* **SET PROBLEM**
From the entries below, gather each line containing the word "的有关规定".

--- Begin SOURCE DATA ---

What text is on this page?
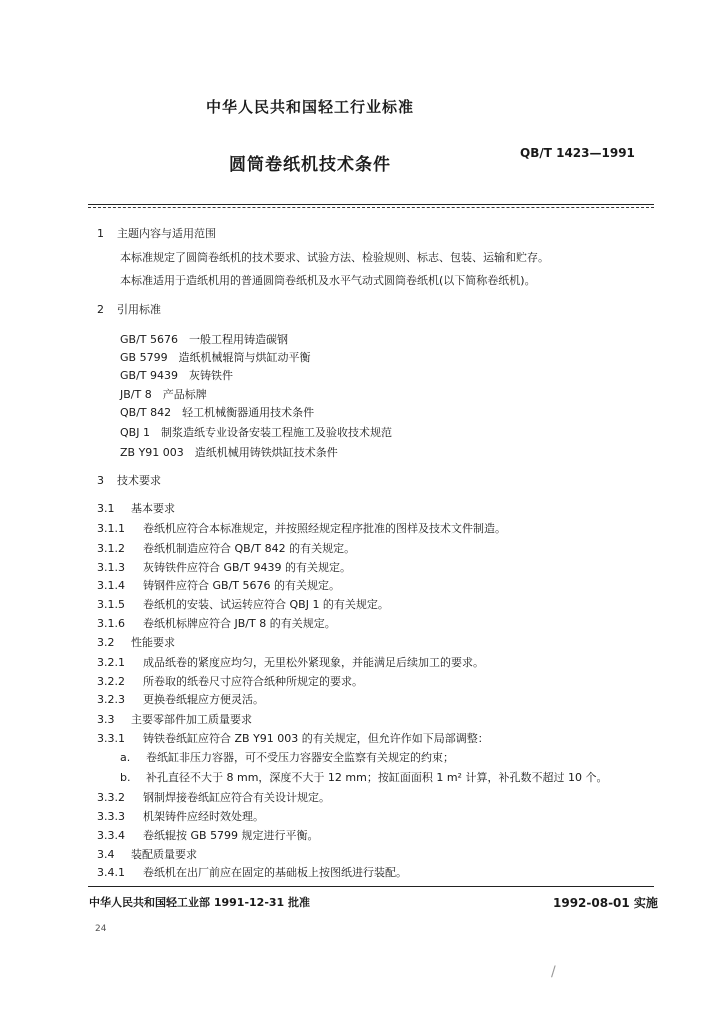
中华人民共和国轻工行业标准
圆筒卷纸机技术条件
QB/T 1423—1991
1 主题内容与适用范围
本标准规定了圆筒卷纸机的技术要求、试验方法、检验规则、标志、包装、运输和贮存。
本标准适用于造纸机用的普通圆筒卷纸机及水平气动式圆筒卷纸机(以下简称卷纸机)。
2 引用标准
GB/T 5676　一般工程用铸造碳钢
GB 5799　造纸机械辊筒与烘缸动平衡
GB/T 9439　灰铸铁件
JB/T 8　产品标牌
QB/T 842　轻工机械衡器通用技术条件
QBJ 1　制浆造纸专业设备安装工程施工及验收技术规范
ZB Y91 003　造纸机械用铸铁烘缸技术条件
3 技术要求
3.1 基本要求
3.1.1 卷纸机应符合本标准规定，并按照经规定程序批准的图样及技术文件制造。
3.1.2 卷纸机制造应符合 QB/T 842 的有关规定。
3.1.3 灰铸铁件应符合 GB/T 9439 的有关规定。
3.1.4 铸钢件应符合 GB/T 5676 的有关规定。
3.1.5 卷纸机的安装、试运转应符合 QBJ 1 的有关规定。
3.1.6 卷纸机标牌应符合 JB/T 8 的有关规定。
3.2 性能要求
3.2.1 成品纸卷的紧度应均匀，无里松外紧现象，并能满足后续加工的要求。
3.2.2 所卷取的纸卷尺寸应符合纸种所规定的要求。
3.2.3 更换卷纸辊应方便灵活。
3.3 主要零部件加工质量要求
3.3.1 铸铁卷纸缸应符合 ZB Y91 003 的有关规定，但允许作如下局部调整：
a. 卷纸缸非压力容器，可不受压力容器安全监察有关规定的约束；
b. 补孔直径不大于 8 mm，深度不大于 12 mm；按缸面面积 1 m² 计算，补孔数不超过 10 个。
3.3.2 钢制焊接卷纸缸应符合有关设计规定。
3.3.3 机架铸件应经时效处理。
3.3.4 卷纸辊按 GB 5799 规定进行平衡。
3.4 装配质量要求
3.4.1 卷纸机在出厂前应在固定的基础板上按图纸进行装配。
中华人民共和国轻工业部 1991-12-31 批准	1992-08-01 实施
24
/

--- End SOURCE DATA ---

* **THE RESULT**
3.1.2 卷纸机制造应符合 QB/T 842 的有关规定。
3.1.3 灰铸铁件应符合 GB/T 9439 的有关规定。
3.1.4 铸钢件应符合 GB/T 5676 的有关规定。
3.1.5 卷纸机的安装、试运转应符合 QBJ 1 的有关规定。
3.1.6 卷纸机标牌应符合 JB/T 8 的有关规定。
3.3.1 铸铁卷纸缸应符合 ZB Y91 003 的有关规定，但允许作如下局部调整：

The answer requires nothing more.